Do this
Will you transcribe the entries that follow, exactly and in full?

begin Records to process

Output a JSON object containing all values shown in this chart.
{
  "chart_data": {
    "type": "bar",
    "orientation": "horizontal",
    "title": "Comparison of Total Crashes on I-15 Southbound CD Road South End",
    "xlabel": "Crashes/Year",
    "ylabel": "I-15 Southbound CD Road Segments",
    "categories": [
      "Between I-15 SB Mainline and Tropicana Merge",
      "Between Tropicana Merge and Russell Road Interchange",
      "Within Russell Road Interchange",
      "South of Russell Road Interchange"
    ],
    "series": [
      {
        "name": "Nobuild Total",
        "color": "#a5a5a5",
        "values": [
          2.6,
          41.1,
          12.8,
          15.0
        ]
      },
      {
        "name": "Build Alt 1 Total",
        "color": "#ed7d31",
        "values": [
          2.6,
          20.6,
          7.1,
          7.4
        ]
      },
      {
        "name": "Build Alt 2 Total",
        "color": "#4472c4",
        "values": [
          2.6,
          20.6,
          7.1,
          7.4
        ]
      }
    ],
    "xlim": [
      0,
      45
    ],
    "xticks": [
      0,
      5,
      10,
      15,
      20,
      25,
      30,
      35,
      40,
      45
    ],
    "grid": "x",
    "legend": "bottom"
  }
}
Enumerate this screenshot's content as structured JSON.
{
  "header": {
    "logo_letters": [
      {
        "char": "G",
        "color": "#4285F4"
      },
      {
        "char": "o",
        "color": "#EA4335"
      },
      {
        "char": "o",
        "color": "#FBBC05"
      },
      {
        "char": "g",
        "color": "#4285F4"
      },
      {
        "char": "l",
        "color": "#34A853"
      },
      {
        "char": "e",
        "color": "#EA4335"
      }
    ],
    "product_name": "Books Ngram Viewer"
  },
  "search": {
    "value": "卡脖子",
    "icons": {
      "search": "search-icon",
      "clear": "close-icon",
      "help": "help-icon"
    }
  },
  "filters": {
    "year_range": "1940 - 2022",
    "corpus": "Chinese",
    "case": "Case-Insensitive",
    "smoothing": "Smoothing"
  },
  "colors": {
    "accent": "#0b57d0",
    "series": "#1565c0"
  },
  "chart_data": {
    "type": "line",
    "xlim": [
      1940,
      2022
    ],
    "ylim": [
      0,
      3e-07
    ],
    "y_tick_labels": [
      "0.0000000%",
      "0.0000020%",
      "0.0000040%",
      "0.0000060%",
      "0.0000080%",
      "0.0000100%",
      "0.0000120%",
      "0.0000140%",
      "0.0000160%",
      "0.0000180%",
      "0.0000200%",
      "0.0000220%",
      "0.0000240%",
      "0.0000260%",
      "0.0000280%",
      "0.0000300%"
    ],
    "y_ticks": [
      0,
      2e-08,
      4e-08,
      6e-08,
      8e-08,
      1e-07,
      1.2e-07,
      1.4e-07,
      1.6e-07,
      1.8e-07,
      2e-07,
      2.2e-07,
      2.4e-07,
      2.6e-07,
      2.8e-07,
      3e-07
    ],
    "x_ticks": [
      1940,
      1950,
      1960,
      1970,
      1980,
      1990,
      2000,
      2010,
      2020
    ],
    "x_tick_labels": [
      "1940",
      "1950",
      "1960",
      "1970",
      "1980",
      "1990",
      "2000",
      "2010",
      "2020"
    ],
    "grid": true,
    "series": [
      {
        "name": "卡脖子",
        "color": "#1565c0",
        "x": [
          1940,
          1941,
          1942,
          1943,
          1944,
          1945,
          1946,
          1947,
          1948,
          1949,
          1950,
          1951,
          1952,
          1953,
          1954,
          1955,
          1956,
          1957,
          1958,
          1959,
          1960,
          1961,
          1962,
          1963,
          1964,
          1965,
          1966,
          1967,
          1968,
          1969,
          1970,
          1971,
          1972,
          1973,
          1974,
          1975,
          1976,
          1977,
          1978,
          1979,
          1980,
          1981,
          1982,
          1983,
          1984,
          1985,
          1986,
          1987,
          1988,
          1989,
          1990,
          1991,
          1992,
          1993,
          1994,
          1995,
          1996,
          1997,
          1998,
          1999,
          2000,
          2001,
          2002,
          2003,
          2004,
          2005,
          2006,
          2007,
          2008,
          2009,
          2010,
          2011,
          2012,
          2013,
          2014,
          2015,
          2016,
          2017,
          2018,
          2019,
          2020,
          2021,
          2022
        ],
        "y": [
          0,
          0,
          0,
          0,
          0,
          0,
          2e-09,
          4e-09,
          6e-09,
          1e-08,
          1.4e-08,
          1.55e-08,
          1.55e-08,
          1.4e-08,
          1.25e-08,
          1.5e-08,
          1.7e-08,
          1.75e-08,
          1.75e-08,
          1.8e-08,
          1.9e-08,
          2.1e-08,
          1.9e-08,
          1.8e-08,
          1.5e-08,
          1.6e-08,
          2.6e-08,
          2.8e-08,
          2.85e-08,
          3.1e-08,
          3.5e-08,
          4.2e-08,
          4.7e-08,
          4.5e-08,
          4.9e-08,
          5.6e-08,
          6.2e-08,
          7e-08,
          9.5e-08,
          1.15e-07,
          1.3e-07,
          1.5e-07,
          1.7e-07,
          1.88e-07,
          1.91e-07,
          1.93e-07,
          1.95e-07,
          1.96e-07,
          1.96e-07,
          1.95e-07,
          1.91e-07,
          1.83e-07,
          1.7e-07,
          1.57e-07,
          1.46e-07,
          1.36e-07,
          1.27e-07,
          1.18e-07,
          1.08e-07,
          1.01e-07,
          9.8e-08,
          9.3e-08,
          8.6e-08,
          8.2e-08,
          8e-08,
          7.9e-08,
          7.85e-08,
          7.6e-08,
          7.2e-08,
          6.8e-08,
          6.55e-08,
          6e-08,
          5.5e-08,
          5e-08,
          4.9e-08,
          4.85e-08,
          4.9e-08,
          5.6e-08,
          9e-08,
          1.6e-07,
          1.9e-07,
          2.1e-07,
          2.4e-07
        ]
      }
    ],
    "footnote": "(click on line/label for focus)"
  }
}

end Records to process

Completed task
Output a JSON object containing all values shown in this chart.
{
  "chart_data": {
    "type": "bar",
    "orientation": "horizontal",
    "title": "Comparison of Total Crashes on I-15 Southbound CD Road South End",
    "xlabel": "Crashes/Year",
    "ylabel": "I-15 Southbound CD Road Segments",
    "categories": [
      "Between I-15 SB Mainline and Tropicana Merge",
      "Between Tropicana Merge and Russell Road Interchange",
      "Within Russell Road Interchange",
      "South of Russell Road Interchange"
    ],
    "series": [
      {
        "name": "Nobuild Total",
        "color": "#a5a5a5",
        "values": [
          2.6,
          41.1,
          12.8,
          15.0
        ]
      },
      {
        "name": "Build Alt 1 Total",
        "color": "#ed7d31",
        "values": [
          2.6,
          20.6,
          7.1,
          7.4
        ]
      },
      {
        "name": "Build Alt 2 Total",
        "color": "#4472c4",
        "values": [
          2.6,
          20.6,
          7.1,
          7.4
        ]
      }
    ],
    "xlim": [
      0,
      45
    ],
    "xticks": [
      0,
      5,
      10,
      15,
      20,
      25,
      30,
      35,
      40,
      45
    ],
    "grid": "x",
    "legend": "bottom"
  }
}
Enumerate this screenshot's content as structured JSON.
{
  "header": {
    "logo_letters": [
      {
        "char": "G",
        "color": "#4285F4"
      },
      {
        "char": "o",
        "color": "#EA4335"
      },
      {
        "char": "o",
        "color": "#FBBC05"
      },
      {
        "char": "g",
        "color": "#4285F4"
      },
      {
        "char": "l",
        "color": "#34A853"
      },
      {
        "char": "e",
        "color": "#EA4335"
      }
    ],
    "product_name": "Books Ngram Viewer"
  },
  "search": {
    "value": "卡脖子",
    "icons": {
      "search": "search-icon",
      "clear": "close-icon",
      "help": "help-icon"
    }
  },
  "filters": {
    "year_range": "1940 - 2022",
    "corpus": "Chinese",
    "case": "Case-Insensitive",
    "smoothing": "Smoothing"
  },
  "colors": {
    "accent": "#0b57d0",
    "series": "#1565c0"
  },
  "chart_data": {
    "type": "line",
    "xlim": [
      1940,
      2022
    ],
    "ylim": [
      0,
      3e-07
    ],
    "y_tick_labels": [
      "0.0000000%",
      "0.0000020%",
      "0.0000040%",
      "0.0000060%",
      "0.0000080%",
      "0.0000100%",
      "0.0000120%",
      "0.0000140%",
      "0.0000160%",
      "0.0000180%",
      "0.0000200%",
      "0.0000220%",
      "0.0000240%",
      "0.0000260%",
      "0.0000280%",
      "0.0000300%"
    ],
    "y_ticks": [
      0,
      2e-08,
      4e-08,
      6e-08,
      8e-08,
      1e-07,
      1.2e-07,
      1.4e-07,
      1.6e-07,
      1.8e-07,
      2e-07,
      2.2e-07,
      2.4e-07,
      2.6e-07,
      2.8e-07,
      3e-07
    ],
    "x_ticks": [
      1940,
      1950,
      1960,
      1970,
      1980,
      1990,
      2000,
      2010,
      2020
    ],
    "x_tick_labels": [
      "1940",
      "1950",
      "1960",
      "1970",
      "1980",
      "1990",
      "2000",
      "2010",
      "2020"
    ],
    "grid": true,
    "series": [
      {
        "name": "卡脖子",
        "color": "#1565c0",
        "x": [
          1940,
          1941,
          1942,
          1943,
          1944,
          1945,
          1946,
          1947,
          1948,
          1949,
          1950,
          1951,
          1952,
          1953,
          1954,
          1955,
          1956,
          1957,
          1958,
          1959,
          1960,
          1961,
          1962,
          1963,
          1964,
          1965,
          1966,
          1967,
          1968,
          1969,
          1970,
          1971,
          1972,
          1973,
          1974,
          1975,
          1976,
          1977,
          1978,
          1979,
          1980,
          1981,
          1982,
          1983,
          1984,
          1985,
          1986,
          1987,
          1988,
          1989,
          1990,
          1991,
          1992,
          1993,
          1994,
          1995,
          1996,
          1997,
          1998,
          1999,
          2000,
          2001,
          2002,
          2003,
          2004,
          2005,
          2006,
          2007,
          2008,
          2009,
          2010,
          2011,
          2012,
          2013,
          2014,
          2015,
          2016,
          2017,
          2018,
          2019,
          2020,
          2021,
          2022
        ],
        "y": [
          0,
          0,
          0,
          0,
          0,
          0,
          2e-09,
          4e-09,
          6e-09,
          1e-08,
          1.4e-08,
          1.55e-08,
          1.55e-08,
          1.4e-08,
          1.25e-08,
          1.5e-08,
          1.7e-08,
          1.75e-08,
          1.75e-08,
          1.8e-08,
          1.9e-08,
          2.1e-08,
          1.9e-08,
          1.8e-08,
          1.5e-08,
          1.6e-08,
          2.6e-08,
          2.8e-08,
          2.85e-08,
          3.1e-08,
          3.5e-08,
          4.2e-08,
          4.7e-08,
          4.5e-08,
          4.9e-08,
          5.6e-08,
          6.2e-08,
          7e-08,
          9.5e-08,
          1.15e-07,
          1.3e-07,
          1.5e-07,
          1.7e-07,
          1.88e-07,
          1.91e-07,
          1.93e-07,
          1.95e-07,
          1.96e-07,
          1.96e-07,
          1.95e-07,
          1.91e-07,
          1.83e-07,
          1.7e-07,
          1.57e-07,
          1.46e-07,
          1.36e-07,
          1.27e-07,
          1.18e-07,
          1.08e-07,
          1.01e-07,
          9.8e-08,
          9.3e-08,
          8.6e-08,
          8.2e-08,
          8e-08,
          7.9e-08,
          7.85e-08,
          7.6e-08,
          7.2e-08,
          6.8e-08,
          6.55e-08,
          6e-08,
          5.5e-08,
          5e-08,
          4.9e-08,
          4.85e-08,
          4.9e-08,
          5.6e-08,
          9e-08,
          1.6e-07,
          1.9e-07,
          2.1e-07,
          2.4e-07
        ]
      }
    ],
    "footnote": "(click on line/label for focus)"
  }
}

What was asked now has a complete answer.